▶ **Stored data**
———

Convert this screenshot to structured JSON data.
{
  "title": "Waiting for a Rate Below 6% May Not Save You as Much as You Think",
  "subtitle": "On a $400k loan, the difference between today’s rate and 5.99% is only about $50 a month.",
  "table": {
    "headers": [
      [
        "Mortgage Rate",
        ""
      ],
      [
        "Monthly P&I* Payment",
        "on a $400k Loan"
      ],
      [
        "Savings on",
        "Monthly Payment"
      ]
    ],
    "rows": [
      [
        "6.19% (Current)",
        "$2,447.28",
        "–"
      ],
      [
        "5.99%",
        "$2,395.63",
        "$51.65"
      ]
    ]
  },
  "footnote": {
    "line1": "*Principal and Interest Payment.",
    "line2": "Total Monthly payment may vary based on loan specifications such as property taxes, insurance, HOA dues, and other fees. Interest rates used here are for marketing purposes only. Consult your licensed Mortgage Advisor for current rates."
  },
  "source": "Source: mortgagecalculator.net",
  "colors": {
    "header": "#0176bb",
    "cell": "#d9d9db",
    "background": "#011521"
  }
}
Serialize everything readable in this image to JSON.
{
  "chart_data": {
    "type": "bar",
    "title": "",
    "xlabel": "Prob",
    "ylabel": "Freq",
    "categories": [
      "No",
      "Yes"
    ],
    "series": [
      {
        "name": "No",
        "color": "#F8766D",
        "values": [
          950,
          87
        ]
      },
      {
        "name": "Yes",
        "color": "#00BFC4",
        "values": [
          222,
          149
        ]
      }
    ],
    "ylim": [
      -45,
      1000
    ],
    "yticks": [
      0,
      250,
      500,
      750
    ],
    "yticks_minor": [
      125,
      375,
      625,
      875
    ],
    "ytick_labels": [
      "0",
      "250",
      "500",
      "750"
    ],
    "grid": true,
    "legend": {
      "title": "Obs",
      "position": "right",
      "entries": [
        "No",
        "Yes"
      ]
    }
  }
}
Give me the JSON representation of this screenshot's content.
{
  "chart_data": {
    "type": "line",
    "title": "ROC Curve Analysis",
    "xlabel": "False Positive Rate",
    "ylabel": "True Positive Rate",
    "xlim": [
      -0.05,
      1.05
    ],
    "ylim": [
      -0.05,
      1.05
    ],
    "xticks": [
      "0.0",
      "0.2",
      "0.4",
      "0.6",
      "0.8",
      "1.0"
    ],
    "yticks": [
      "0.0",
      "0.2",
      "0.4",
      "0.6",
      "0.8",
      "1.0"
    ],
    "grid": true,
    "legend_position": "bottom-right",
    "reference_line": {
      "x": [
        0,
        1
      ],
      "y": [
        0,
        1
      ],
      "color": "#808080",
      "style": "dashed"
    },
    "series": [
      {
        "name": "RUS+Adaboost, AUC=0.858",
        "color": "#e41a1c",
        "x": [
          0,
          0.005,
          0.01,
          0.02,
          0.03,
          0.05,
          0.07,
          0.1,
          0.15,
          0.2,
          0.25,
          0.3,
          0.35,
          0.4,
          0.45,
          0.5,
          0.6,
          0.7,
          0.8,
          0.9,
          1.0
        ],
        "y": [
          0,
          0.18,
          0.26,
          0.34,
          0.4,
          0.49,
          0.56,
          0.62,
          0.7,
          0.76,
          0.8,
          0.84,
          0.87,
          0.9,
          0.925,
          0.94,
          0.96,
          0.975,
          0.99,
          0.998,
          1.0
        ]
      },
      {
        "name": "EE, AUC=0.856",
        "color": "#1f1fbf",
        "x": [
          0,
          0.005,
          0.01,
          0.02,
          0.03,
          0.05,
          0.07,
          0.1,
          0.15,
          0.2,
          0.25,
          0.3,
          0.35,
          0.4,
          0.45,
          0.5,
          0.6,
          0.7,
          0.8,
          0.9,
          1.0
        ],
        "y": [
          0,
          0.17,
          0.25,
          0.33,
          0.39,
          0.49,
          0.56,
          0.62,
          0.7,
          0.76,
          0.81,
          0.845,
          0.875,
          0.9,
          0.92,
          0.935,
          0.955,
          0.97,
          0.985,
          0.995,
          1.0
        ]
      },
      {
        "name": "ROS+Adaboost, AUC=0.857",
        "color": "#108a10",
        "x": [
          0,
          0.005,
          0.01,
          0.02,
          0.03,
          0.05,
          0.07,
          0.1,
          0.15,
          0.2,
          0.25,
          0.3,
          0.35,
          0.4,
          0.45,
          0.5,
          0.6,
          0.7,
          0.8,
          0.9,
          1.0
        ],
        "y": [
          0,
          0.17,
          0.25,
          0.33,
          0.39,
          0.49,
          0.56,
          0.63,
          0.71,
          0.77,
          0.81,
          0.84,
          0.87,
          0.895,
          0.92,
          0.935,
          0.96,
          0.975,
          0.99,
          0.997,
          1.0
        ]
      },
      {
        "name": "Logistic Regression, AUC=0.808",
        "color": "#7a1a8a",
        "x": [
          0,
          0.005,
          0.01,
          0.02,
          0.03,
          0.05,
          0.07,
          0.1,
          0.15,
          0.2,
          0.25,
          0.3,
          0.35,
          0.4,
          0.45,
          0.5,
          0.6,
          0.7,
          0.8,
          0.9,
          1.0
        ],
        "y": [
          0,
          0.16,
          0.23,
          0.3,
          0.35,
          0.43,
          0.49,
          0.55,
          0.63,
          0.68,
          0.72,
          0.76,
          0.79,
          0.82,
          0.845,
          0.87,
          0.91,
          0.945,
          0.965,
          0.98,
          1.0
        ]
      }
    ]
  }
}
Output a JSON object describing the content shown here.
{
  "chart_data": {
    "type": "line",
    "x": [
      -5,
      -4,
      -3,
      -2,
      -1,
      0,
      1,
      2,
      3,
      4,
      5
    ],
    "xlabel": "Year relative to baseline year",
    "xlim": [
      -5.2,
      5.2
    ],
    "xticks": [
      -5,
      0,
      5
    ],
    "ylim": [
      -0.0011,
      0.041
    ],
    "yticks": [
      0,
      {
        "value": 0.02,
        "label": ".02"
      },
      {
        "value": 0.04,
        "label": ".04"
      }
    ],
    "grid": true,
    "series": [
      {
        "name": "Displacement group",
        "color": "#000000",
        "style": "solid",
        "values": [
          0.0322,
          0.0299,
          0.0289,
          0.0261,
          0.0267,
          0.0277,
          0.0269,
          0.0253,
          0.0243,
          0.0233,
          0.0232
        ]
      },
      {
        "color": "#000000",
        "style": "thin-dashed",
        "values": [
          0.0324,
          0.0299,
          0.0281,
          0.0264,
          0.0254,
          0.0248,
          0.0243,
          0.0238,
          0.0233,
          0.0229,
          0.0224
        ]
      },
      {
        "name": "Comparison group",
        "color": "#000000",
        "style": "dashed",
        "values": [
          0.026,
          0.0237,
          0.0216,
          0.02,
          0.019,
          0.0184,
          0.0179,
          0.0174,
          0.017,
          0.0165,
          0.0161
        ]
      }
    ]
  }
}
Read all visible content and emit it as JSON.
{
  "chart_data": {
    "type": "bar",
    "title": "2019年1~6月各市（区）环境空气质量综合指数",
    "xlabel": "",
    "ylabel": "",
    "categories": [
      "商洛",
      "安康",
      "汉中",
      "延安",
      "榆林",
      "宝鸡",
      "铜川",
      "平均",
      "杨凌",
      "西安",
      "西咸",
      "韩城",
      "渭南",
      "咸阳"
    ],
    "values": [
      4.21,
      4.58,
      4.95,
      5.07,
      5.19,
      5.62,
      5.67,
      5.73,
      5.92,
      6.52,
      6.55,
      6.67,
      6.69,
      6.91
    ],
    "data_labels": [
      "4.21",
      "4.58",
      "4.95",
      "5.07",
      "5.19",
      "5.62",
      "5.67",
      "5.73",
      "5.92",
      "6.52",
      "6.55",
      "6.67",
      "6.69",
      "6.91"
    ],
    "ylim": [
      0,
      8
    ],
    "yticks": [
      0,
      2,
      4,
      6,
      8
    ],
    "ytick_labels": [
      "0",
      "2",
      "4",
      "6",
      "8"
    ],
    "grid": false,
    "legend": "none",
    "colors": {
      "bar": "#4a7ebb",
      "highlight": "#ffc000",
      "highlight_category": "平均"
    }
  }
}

———

▶ **INSTRUCTIONS TO FOLLOW**
Filter the records, keeping only lines that contain "Monthly", and show those lines.

▶ **ANSWER IN FULL**
        "Monthly P&I* Payment",
        "Monthly Payment"
    "line2": "Total Monthly payment may vary based on loan specifications such as property taxes, insurance, HOA dues, and other fees. Interest rates used here are for marketing purposes only. Consult your licensed Mortgage Advisor for current rates."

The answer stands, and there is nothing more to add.